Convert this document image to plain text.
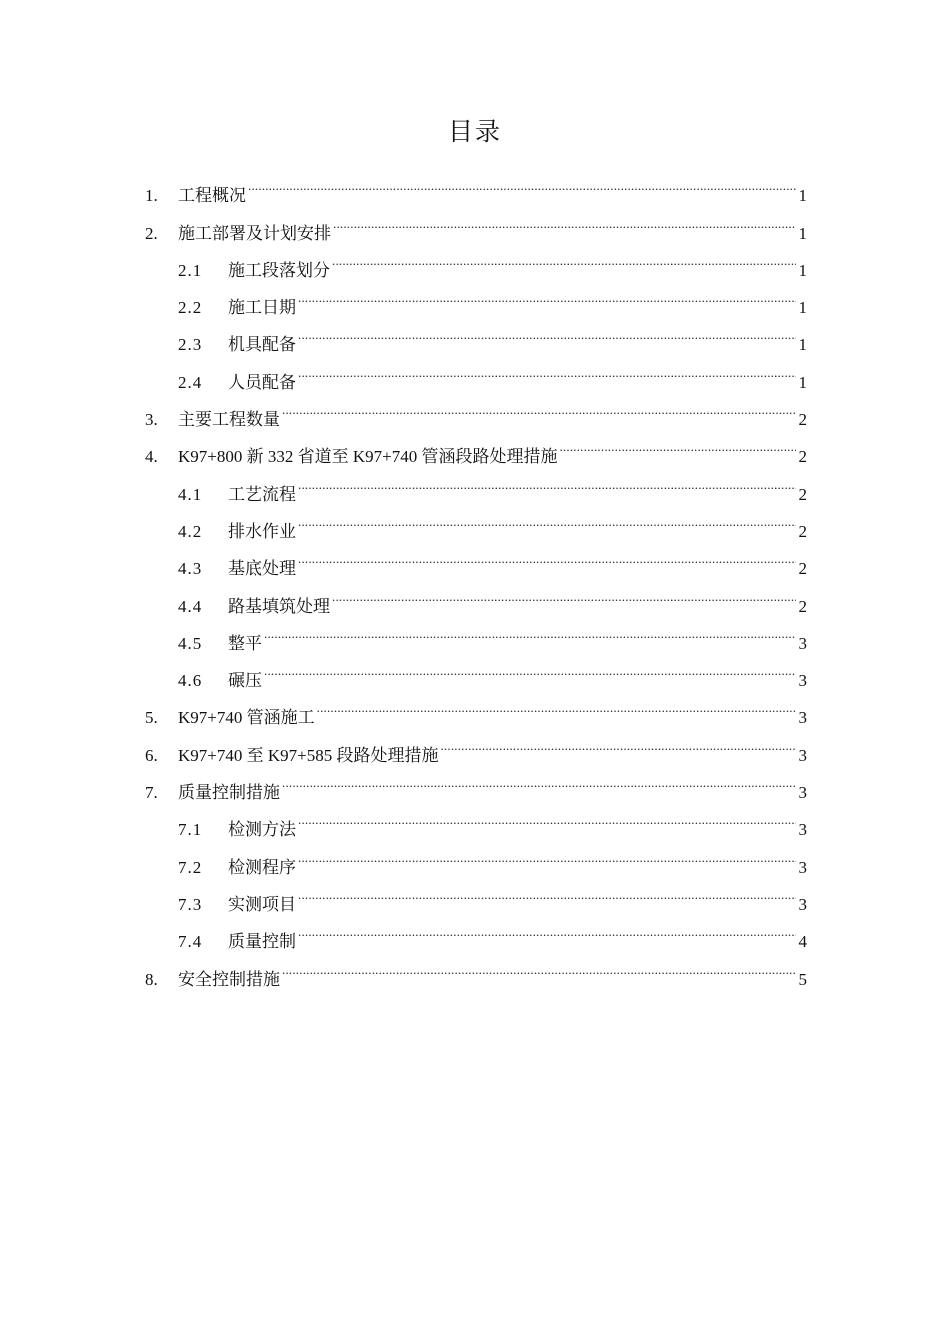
目录
1.	工程概况 .....	1
2.	施工部署及计划安排 .....	1
2.1	施工段落划分 .....	1
2.2	施工日期 .....	1
2.3	机具配备 .....	1
2.4	人员配备 .....	1
3.	主要工程数量 .....	2
4.	K97+800 新 332 省道至 K97+740 管涵段路处理措施 .....	2
4.1	工艺流程 .....	2
4.2	排水作业 .....	2
4.3	基底处理 .....	2
4.4	路基填筑处理 .....	2
4.5	整平 .....	3
4.6	碾压 .....	3
5.	K97+740 管涵施工 .....	3
6.	K97+740 至 K97+585 段路处理措施 .....	3
7.	质量控制措施 .....	3
7.1	检测方法 .....	3
7.2	检测程序 .....	3
7.3	实测项目 .....	3
7.4	质量控制 .....	4
8.	安全控制措施 .....	5
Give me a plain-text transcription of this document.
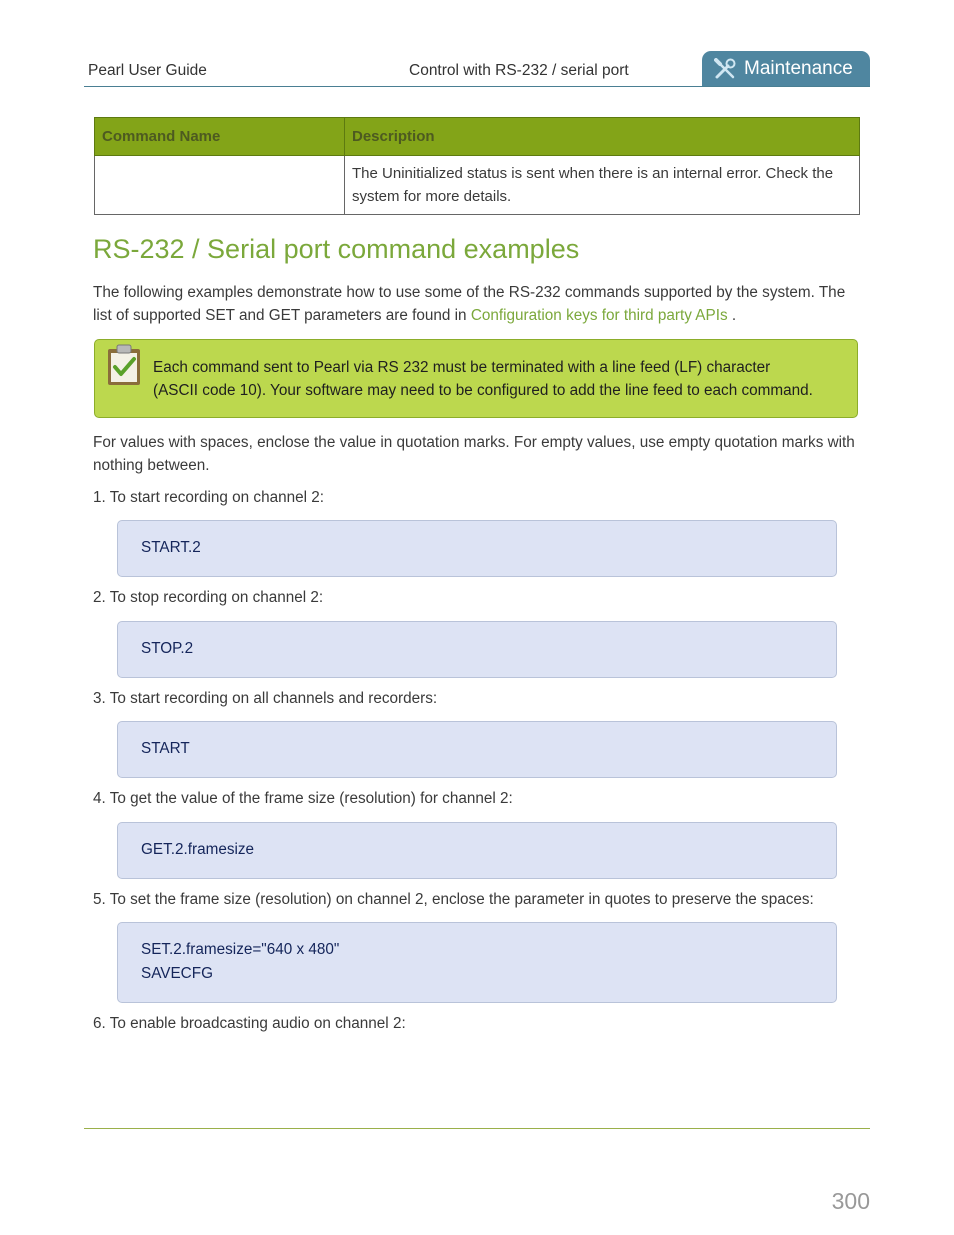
Pearl User Guide	Control with RS-232 / serial port	Maintenance
Command Name	Description
	The Uninitialized status is sent when there is an internal error. Check the system for more details.
RS-232 / Serial port command examples
The following examples demonstrate how to use some of the RS-232 commands supported by the system. The list of supported SET and GET parameters are found in Configuration keys for third party APIs .
Each command sent to Pearl via RS 232 must be terminated with a line feed (LF) character
(ASCII code 10). Your software may need to be configured to add the line feed to each command.
For values with spaces, enclose the value in quotation marks. For empty values, use empty quotation marks with nothing between.
1. To start recording on channel 2:
START.2
2. To stop recording on channel 2:
STOP.2
3. To start recording on all channels and recorders:
START
4. To get the value of the frame size (resolution) for channel 2:
GET.2.framesize
5. To set the frame size (resolution) on channel 2, enclose the parameter in quotes to preserve the spaces:
SET.2.framesize="640 x 480"
SAVECFG
6. To enable broadcasting audio on channel 2:
300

-------------------------

Read through the data and copy every line where "document" shows up.

Convert this document image to plain text.
Give me a plain-text transcription of this document.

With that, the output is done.